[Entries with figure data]
============
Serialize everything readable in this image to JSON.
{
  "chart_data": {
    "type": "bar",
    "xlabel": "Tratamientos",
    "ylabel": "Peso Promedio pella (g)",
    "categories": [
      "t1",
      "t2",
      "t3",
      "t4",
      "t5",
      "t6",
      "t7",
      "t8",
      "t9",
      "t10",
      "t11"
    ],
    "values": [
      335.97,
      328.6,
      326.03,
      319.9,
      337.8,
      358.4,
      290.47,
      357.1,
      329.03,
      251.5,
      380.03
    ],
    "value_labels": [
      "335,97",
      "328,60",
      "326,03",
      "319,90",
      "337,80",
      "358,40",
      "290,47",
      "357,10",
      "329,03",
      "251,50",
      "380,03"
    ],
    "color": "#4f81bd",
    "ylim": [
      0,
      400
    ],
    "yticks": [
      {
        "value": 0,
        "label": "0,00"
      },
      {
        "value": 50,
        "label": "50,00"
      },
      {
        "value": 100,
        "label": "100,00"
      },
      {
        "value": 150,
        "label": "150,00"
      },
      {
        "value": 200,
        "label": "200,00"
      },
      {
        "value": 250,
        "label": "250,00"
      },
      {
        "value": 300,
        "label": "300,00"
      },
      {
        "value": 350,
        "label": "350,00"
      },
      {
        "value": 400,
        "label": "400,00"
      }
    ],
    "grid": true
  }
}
============
EXERCISE REQUIREMENTS:
Type out all of the material again, word for word.

CORRECT RESPONSE:
Serialize everything readable in this image to JSON.
{
  "chart_data": {
    "type": "bar",
    "xlabel": "Tratamientos",
    "ylabel": "Peso Promedio pella (g)",
    "categories": [
      "t1",
      "t2",
      "t3",
      "t4",
      "t5",
      "t6",
      "t7",
      "t8",
      "t9",
      "t10",
      "t11"
    ],
    "values": [
      335.97,
      328.6,
      326.03,
      319.9,
      337.8,
      358.4,
      290.47,
      357.1,
      329.03,
      251.5,
      380.03
    ],
    "value_labels": [
      "335,97",
      "328,60",
      "326,03",
      "319,90",
      "337,80",
      "358,40",
      "290,47",
      "357,10",
      "329,03",
      "251,50",
      "380,03"
    ],
    "color": "#4f81bd",
    "ylim": [
      0,
      400
    ],
    "yticks": [
      {
        "value": 0,
        "label": "0,00"
      },
      {
        "value": 50,
        "label": "50,00"
      },
      {
        "value": 100,
        "label": "100,00"
      },
      {
        "value": 150,
        "label": "150,00"
      },
      {
        "value": 200,
        "label": "200,00"
      },
      {
        "value": 250,
        "label": "250,00"
      },
      {
        "value": 300,
        "label": "300,00"
      },
      {
        "value": 350,
        "label": "350,00"
      },
      {
        "value": 400,
        "label": "400,00"
      }
    ],
    "grid": true
  }
}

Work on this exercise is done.